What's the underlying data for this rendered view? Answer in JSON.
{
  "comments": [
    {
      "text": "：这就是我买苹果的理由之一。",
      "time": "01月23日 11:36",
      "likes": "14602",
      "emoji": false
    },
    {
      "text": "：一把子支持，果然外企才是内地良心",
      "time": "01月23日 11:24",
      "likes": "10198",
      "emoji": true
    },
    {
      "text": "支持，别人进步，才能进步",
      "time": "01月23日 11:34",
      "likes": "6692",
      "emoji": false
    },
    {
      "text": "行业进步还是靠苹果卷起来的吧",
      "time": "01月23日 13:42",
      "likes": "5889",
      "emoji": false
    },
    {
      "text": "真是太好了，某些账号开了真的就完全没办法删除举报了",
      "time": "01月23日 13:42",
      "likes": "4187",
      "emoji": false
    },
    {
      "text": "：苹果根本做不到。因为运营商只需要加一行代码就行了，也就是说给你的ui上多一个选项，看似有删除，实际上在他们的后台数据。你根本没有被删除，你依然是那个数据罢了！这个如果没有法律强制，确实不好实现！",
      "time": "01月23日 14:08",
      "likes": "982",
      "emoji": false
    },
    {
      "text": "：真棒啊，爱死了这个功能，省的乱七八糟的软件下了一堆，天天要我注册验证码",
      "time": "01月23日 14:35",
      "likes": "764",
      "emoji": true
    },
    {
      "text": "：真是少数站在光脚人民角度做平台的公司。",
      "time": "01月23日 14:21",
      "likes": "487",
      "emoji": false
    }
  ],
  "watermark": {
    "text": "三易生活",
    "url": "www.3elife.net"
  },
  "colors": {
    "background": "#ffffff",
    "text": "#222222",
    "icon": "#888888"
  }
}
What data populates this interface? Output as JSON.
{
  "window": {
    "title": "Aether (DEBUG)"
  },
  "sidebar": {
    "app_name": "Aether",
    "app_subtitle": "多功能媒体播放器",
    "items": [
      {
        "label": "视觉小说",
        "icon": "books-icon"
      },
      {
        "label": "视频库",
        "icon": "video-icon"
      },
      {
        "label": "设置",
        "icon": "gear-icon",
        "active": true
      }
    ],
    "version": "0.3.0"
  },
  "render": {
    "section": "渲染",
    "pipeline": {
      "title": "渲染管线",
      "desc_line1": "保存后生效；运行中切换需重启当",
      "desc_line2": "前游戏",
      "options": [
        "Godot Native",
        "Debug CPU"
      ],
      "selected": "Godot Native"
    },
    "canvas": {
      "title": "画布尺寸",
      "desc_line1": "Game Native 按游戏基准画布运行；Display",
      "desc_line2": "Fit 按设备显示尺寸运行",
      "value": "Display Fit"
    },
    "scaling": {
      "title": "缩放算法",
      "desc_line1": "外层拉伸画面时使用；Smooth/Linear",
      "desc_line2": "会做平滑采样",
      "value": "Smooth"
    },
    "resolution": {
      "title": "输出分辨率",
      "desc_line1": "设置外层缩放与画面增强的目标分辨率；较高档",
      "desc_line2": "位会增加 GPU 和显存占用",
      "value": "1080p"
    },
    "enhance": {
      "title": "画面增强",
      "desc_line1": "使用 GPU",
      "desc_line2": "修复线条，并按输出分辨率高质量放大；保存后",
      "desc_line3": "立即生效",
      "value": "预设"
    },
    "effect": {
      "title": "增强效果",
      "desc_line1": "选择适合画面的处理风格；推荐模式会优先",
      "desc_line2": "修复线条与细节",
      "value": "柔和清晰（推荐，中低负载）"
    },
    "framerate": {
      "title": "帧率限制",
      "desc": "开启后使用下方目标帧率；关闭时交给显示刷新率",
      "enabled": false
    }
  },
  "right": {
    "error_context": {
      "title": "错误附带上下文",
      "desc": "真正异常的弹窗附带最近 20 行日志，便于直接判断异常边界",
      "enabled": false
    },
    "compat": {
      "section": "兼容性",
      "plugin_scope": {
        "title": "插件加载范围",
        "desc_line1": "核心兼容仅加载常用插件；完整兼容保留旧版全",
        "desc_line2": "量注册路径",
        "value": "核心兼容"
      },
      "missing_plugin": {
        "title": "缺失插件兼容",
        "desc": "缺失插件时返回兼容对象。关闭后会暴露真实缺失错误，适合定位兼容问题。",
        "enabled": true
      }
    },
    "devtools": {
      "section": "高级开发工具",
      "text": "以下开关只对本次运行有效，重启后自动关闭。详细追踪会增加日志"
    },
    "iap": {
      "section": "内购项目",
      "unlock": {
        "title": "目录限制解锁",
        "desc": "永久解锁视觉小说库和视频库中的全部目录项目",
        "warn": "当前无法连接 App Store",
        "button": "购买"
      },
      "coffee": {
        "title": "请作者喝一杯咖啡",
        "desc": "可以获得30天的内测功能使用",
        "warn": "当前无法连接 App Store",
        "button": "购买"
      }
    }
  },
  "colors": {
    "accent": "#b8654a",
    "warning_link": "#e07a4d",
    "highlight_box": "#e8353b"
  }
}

• • •

• What is required
Send back every record, precisely as written.

• Solution to this problem
What's the underlying data for this rendered view? Answer in JSON.
{
  "comments": [
    {
      "text": "：这就是我买苹果的理由之一。",
      "time": "01月23日 11:36",
      "likes": "14602",
      "emoji": false
    },
    {
      "text": "：一把子支持，果然外企才是内地良心",
      "time": "01月23日 11:24",
      "likes": "10198",
      "emoji": true
    },
    {
      "text": "支持，别人进步，才能进步",
      "time": "01月23日 11:34",
      "likes": "6692",
      "emoji": false
    },
    {
      "text": "行业进步还是靠苹果卷起来的吧",
      "time": "01月23日 13:42",
      "likes": "5889",
      "emoji": false
    },
    {
      "text": "真是太好了，某些账号开了真的就完全没办法删除举报了",
      "time": "01月23日 13:42",
      "likes": "4187",
      "emoji": false
    },
    {
      "text": "：苹果根本做不到。因为运营商只需要加一行代码就行了，也就是说给你的ui上多一个选项，看似有删除，实际上在他们的后台数据。你根本没有被删除，你依然是那个数据罢了！这个如果没有法律强制，确实不好实现！",
      "time": "01月23日 14:08",
      "likes": "982",
      "emoji": false
    },
    {
      "text": "：真棒啊，爱死了这个功能，省的乱七八糟的软件下了一堆，天天要我注册验证码",
      "time": "01月23日 14:35",
      "likes": "764",
      "emoji": true
    },
    {
      "text": "：真是少数站在光脚人民角度做平台的公司。",
      "time": "01月23日 14:21",
      "likes": "487",
      "emoji": false
    }
  ],
  "watermark": {
    "text": "三易生活",
    "url": "www.3elife.net"
  },
  "colors": {
    "background": "#ffffff",
    "text": "#222222",
    "icon": "#888888"
  }
}
What data populates this interface? Output as JSON.
{
  "window": {
    "title": "Aether (DEBUG)"
  },
  "sidebar": {
    "app_name": "Aether",
    "app_subtitle": "多功能媒体播放器",
    "items": [
      {
        "label": "视觉小说",
        "icon": "books-icon"
      },
      {
        "label": "视频库",
        "icon": "video-icon"
      },
      {
        "label": "设置",
        "icon": "gear-icon",
        "active": true
      }
    ],
    "version": "0.3.0"
  },
  "render": {
    "section": "渲染",
    "pipeline": {
      "title": "渲染管线",
      "desc_line1": "保存后生效；运行中切换需重启当",
      "desc_line2": "前游戏",
      "options": [
        "Godot Native",
        "Debug CPU"
      ],
      "selected": "Godot Native"
    },
    "canvas": {
      "title": "画布尺寸",
      "desc_line1": "Game Native 按游戏基准画布运行；Display",
      "desc_line2": "Fit 按设备显示尺寸运行",
      "value": "Display Fit"
    },
    "scaling": {
      "title": "缩放算法",
      "desc_line1": "外层拉伸画面时使用；Smooth/Linear",
      "desc_line2": "会做平滑采样",
      "value": "Smooth"
    },
    "resolution": {
      "title": "输出分辨率",
      "desc_line1": "设置外层缩放与画面增强的目标分辨率；较高档",
      "desc_line2": "位会增加 GPU 和显存占用",
      "value": "1080p"
    },
    "enhance": {
      "title": "画面增强",
      "desc_line1": "使用 GPU",
      "desc_line2": "修复线条，并按输出分辨率高质量放大；保存后",
      "desc_line3": "立即生效",
      "value": "预设"
    },
    "effect": {
      "title": "增强效果",
      "desc_line1": "选择适合画面的处理风格；推荐模式会优先",
      "desc_line2": "修复线条与细节",
      "value": "柔和清晰（推荐，中低负载）"
    },
    "framerate": {
      "title": "帧率限制",
      "desc": "开启后使用下方目标帧率；关闭时交给显示刷新率",
      "enabled": false
    }
  },
  "right": {
    "error_context": {
      "title": "错误附带上下文",
      "desc": "真正异常的弹窗附带最近 20 行日志，便于直接判断异常边界",
      "enabled": false
    },
    "compat": {
      "section": "兼容性",
      "plugin_scope": {
        "title": "插件加载范围",
        "desc_line1": "核心兼容仅加载常用插件；完整兼容保留旧版全",
        "desc_line2": "量注册路径",
        "value": "核心兼容"
      },
      "missing_plugin": {
        "title": "缺失插件兼容",
        "desc": "缺失插件时返回兼容对象。关闭后会暴露真实缺失错误，适合定位兼容问题。",
        "enabled": true
      }
    },
    "devtools": {
      "section": "高级开发工具",
      "text": "以下开关只对本次运行有效，重启后自动关闭。详细追踪会增加日志"
    },
    "iap": {
      "section": "内购项目",
      "unlock": {
        "title": "目录限制解锁",
        "desc": "永久解锁视觉小说库和视频库中的全部目录项目",
        "warn": "当前无法连接 App Store",
        "button": "购买"
      },
      "coffee": {
        "title": "请作者喝一杯咖啡",
        "desc": "可以获得30天的内测功能使用",
        "warn": "当前无法连接 App Store",
        "button": "购买"
      }
    }
  },
  "colors": {
    "accent": "#b8654a",
    "warning_link": "#e07a4d",
    "highlight_box": "#e8353b"
  }
}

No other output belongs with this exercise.